Objective =
Search the listing below for the string "dsdw" and copy every line where it occurs.

Entries provided =

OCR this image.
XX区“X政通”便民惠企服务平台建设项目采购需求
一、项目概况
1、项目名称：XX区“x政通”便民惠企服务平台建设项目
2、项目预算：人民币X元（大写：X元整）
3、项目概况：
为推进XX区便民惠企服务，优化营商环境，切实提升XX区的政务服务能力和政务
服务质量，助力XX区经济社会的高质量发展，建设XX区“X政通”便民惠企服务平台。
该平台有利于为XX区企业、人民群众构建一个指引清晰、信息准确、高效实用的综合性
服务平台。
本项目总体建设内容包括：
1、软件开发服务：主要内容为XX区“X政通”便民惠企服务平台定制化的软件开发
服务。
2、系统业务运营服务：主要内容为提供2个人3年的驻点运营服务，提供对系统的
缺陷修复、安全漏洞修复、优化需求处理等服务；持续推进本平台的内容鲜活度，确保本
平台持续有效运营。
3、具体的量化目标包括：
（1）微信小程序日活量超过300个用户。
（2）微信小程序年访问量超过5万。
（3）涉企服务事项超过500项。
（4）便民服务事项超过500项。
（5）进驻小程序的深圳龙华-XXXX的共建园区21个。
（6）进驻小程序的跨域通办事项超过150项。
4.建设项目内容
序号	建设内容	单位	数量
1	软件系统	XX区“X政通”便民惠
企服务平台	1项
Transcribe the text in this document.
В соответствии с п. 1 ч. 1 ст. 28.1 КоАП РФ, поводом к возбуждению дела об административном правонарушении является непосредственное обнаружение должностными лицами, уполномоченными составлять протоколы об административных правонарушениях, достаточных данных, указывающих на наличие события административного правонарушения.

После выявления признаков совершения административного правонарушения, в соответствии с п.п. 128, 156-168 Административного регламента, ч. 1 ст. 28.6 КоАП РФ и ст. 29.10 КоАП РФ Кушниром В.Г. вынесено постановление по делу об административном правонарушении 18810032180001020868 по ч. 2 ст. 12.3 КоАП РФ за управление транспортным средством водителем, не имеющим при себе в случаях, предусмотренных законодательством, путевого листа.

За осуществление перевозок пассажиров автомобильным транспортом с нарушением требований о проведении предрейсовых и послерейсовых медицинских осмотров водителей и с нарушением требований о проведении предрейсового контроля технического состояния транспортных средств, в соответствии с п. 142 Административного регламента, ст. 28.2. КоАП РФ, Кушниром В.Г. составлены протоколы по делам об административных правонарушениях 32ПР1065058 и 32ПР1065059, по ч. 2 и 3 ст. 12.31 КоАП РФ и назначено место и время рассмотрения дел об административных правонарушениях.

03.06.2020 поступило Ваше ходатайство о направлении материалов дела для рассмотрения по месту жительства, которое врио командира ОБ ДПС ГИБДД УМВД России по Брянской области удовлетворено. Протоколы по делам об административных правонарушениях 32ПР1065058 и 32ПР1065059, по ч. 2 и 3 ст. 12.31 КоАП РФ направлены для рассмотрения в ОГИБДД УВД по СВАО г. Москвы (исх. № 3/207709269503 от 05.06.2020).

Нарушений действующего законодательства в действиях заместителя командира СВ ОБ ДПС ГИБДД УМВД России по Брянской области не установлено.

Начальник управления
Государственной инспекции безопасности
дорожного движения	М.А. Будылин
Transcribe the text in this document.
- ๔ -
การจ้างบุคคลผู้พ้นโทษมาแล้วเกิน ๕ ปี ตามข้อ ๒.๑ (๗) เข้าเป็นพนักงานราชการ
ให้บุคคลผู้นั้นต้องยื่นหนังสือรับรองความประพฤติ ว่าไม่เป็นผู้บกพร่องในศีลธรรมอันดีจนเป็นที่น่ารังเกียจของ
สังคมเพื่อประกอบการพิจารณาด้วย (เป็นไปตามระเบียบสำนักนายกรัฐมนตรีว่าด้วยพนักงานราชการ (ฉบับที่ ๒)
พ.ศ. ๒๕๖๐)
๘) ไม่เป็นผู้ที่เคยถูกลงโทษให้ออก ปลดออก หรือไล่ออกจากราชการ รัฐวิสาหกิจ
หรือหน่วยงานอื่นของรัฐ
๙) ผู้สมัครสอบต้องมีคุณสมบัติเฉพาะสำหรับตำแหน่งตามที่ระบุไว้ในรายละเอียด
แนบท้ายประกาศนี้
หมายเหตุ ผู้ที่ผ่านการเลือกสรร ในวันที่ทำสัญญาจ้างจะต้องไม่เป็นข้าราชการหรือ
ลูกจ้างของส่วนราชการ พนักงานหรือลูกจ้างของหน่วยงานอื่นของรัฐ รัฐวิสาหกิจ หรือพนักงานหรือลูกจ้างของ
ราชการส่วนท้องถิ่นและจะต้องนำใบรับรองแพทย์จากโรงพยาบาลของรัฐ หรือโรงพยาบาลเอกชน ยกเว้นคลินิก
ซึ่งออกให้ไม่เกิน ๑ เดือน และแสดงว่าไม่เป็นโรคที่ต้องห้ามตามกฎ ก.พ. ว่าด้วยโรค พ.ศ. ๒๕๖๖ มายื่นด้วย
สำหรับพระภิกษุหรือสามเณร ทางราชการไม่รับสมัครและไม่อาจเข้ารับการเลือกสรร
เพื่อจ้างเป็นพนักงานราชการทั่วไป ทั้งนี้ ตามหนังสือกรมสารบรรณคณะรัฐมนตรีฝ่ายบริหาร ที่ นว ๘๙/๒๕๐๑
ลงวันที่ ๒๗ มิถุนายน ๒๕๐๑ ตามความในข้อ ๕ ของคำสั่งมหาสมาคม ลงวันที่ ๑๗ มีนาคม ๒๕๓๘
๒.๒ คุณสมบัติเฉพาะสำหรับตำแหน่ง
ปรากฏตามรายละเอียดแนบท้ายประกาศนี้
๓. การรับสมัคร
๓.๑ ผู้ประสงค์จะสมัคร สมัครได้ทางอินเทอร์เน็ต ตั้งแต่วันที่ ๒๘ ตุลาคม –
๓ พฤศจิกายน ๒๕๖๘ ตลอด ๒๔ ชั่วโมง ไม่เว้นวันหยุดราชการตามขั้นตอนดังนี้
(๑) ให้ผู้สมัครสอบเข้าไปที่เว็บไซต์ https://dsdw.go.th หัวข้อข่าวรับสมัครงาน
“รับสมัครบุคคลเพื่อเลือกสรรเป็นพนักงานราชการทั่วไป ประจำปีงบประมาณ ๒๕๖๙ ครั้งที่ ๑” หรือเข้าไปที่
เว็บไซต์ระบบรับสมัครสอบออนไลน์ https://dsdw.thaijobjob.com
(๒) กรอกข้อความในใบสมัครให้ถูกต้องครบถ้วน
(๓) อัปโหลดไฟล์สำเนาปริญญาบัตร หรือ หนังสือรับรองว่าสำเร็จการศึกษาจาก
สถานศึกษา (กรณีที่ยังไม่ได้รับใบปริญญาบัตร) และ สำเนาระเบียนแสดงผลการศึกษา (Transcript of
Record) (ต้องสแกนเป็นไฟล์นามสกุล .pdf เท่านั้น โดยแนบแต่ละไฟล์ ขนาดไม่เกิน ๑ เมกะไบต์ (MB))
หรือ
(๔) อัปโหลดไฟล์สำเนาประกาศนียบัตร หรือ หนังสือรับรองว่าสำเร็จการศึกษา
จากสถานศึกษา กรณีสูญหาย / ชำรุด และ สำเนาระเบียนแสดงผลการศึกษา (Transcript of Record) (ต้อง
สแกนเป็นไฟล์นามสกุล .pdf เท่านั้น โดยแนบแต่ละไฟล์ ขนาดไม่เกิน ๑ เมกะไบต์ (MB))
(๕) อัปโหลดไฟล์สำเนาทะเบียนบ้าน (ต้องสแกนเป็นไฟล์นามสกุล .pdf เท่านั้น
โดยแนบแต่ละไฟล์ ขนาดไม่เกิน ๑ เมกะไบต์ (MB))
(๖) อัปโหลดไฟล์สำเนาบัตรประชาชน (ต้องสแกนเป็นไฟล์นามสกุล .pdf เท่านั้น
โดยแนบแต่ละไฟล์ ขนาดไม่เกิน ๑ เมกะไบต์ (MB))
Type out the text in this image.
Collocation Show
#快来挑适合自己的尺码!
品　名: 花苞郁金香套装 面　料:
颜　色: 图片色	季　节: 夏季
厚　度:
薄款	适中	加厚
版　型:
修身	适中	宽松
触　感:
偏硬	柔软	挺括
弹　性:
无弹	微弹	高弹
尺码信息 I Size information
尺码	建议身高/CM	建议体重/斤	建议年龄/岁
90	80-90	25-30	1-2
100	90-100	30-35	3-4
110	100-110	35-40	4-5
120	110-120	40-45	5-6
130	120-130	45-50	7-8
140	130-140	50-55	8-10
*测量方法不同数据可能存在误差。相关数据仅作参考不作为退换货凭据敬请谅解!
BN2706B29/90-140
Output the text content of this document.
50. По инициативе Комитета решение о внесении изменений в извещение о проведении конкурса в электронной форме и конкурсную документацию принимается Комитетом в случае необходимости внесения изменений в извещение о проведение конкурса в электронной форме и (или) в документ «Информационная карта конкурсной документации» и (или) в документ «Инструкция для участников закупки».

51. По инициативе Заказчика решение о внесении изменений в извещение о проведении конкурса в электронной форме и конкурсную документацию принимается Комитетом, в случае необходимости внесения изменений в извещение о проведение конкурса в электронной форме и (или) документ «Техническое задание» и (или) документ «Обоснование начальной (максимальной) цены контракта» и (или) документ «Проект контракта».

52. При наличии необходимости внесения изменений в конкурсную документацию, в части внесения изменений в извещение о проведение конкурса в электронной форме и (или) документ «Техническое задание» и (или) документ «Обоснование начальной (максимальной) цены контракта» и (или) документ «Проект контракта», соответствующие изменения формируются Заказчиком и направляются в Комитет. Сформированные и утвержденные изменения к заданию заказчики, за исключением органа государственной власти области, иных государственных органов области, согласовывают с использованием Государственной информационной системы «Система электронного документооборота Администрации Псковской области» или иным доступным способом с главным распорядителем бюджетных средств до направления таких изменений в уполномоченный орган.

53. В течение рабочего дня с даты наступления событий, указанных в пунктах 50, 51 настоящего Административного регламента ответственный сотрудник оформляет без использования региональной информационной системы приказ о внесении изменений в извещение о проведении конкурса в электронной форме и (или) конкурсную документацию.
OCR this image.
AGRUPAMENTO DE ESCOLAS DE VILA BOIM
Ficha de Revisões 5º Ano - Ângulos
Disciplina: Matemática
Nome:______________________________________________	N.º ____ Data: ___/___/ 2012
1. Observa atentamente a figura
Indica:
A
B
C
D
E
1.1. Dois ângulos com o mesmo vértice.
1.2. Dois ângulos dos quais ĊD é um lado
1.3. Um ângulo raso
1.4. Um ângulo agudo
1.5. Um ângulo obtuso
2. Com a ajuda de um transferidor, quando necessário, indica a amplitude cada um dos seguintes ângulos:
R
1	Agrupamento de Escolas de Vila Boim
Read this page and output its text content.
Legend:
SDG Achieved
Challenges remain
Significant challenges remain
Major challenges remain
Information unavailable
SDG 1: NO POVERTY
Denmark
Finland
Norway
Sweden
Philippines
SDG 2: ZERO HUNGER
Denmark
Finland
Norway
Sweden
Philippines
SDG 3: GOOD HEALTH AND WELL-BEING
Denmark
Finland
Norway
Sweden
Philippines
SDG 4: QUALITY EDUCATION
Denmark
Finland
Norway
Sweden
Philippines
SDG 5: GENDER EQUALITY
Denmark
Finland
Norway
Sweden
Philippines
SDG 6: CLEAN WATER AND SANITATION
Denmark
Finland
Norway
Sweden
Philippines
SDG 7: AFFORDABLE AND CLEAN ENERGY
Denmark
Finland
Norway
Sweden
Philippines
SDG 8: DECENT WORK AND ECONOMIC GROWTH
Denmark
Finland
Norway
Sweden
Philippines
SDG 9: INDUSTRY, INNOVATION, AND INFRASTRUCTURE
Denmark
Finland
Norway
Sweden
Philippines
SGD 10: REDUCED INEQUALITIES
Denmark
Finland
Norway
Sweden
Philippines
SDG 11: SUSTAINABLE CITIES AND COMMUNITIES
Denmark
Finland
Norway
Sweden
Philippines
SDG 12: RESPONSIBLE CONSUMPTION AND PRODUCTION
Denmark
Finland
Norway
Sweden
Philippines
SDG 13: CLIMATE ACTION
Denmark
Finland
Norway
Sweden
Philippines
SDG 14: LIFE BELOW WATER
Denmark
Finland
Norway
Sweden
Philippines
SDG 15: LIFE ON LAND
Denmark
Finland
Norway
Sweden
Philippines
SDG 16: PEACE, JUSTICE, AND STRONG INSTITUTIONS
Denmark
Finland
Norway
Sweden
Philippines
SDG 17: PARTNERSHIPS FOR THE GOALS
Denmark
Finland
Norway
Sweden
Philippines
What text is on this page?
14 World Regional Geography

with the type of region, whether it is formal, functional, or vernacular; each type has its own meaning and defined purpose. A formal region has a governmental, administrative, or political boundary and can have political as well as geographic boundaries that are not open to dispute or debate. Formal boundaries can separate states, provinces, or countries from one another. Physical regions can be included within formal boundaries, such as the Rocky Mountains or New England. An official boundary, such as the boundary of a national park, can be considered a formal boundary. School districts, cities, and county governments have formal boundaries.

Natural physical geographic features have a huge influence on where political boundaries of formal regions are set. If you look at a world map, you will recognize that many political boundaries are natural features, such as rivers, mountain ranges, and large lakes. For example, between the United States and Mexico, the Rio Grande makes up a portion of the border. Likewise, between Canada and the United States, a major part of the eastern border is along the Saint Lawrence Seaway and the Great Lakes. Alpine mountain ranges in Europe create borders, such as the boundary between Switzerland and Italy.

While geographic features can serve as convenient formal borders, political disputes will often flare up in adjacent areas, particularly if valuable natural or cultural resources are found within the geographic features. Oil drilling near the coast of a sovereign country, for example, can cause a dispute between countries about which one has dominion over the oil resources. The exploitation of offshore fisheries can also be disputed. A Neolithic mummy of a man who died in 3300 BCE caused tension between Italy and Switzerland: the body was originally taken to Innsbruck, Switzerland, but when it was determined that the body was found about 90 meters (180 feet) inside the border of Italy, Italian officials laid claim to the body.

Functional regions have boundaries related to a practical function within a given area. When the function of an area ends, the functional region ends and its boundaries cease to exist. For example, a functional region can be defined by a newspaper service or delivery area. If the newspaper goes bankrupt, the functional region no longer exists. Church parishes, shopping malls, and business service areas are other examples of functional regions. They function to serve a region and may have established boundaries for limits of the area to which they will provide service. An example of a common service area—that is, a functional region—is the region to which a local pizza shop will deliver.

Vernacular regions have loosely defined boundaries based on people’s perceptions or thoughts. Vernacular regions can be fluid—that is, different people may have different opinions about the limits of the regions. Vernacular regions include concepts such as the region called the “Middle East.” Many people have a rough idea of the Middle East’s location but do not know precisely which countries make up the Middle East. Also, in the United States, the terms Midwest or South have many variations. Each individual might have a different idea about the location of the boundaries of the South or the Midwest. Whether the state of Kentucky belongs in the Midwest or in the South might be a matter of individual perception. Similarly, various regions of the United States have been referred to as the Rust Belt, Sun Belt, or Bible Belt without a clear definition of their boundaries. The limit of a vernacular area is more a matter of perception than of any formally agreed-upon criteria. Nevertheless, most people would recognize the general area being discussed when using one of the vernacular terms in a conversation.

Full response =
(๑) ให้ผู้สมัครสอบเข้าไปที่เว็บไซต์ https://dsdw.go.th หัวข้อข่าวรับสมัครงาน
เว็บไซต์ระบบรับสมัครสอบออนไลน์ https://dsdw.thaijobjob.com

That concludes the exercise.